--- STATED PROBLEM ---
Write out the material exactly, without any of its pictures.

--- RECORD SET ---
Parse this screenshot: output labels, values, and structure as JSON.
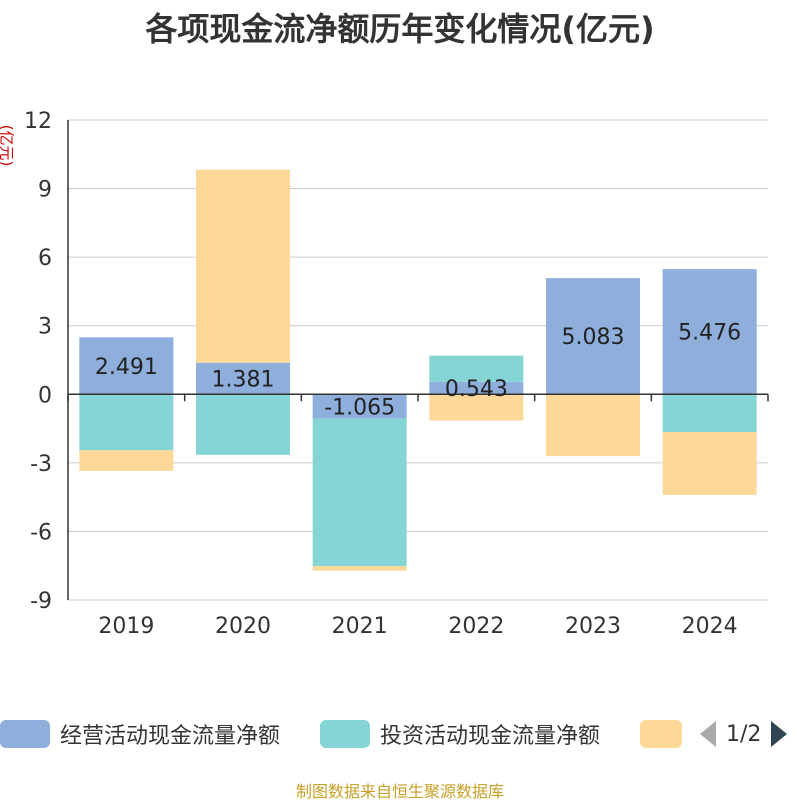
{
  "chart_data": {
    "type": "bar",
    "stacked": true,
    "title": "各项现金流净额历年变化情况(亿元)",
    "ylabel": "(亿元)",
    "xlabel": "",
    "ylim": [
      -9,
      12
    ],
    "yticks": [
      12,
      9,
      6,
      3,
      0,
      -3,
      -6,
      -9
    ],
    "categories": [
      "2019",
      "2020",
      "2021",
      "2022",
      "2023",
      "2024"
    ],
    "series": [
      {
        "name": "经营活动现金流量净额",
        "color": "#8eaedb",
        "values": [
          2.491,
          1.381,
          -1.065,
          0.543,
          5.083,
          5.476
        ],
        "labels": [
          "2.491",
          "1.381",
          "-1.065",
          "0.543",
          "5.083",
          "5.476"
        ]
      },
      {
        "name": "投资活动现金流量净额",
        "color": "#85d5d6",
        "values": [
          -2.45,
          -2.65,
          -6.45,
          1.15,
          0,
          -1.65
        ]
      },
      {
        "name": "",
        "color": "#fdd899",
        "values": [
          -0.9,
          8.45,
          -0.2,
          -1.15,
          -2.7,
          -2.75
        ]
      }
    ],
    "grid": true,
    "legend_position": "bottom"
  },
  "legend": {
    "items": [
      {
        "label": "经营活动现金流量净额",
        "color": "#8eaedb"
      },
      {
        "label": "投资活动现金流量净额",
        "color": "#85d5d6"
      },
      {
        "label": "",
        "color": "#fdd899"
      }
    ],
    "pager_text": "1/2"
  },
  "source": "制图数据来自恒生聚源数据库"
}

--- FULL SOLUTION ---
Parse this screenshot: output labels, values, and structure as JSON.
{
  "chart_data": {
    "type": "bar",
    "stacked": true,
    "title": "各项现金流净额历年变化情况(亿元)",
    "ylabel": "(亿元)",
    "xlabel": "",
    "ylim": [
      -9,
      12
    ],
    "yticks": [
      12,
      9,
      6,
      3,
      0,
      -3,
      -6,
      -9
    ],
    "categories": [
      "2019",
      "2020",
      "2021",
      "2022",
      "2023",
      "2024"
    ],
    "series": [
      {
        "name": "经营活动现金流量净额",
        "color": "#8eaedb",
        "values": [
          2.491,
          1.381,
          -1.065,
          0.543,
          5.083,
          5.476
        ],
        "labels": [
          "2.491",
          "1.381",
          "-1.065",
          "0.543",
          "5.083",
          "5.476"
        ]
      },
      {
        "name": "投资活动现金流量净额",
        "color": "#85d5d6",
        "values": [
          -2.45,
          -2.65,
          -6.45,
          1.15,
          0,
          -1.65
        ]
      },
      {
        "name": "",
        "color": "#fdd899",
        "values": [
          -0.9,
          8.45,
          -0.2,
          -1.15,
          -2.7,
          -2.75
        ]
      }
    ],
    "grid": true,
    "legend_position": "bottom"
  },
  "legend": {
    "items": [
      {
        "label": "经营活动现金流量净额",
        "color": "#8eaedb"
      },
      {
        "label": "投资活动现金流量净额",
        "color": "#85d5d6"
      },
      {
        "label": "",
        "color": "#fdd899"
      }
    ],
    "pager_text": "1/2"
  },
  "source": "制图数据来自恒生聚源数据库"
}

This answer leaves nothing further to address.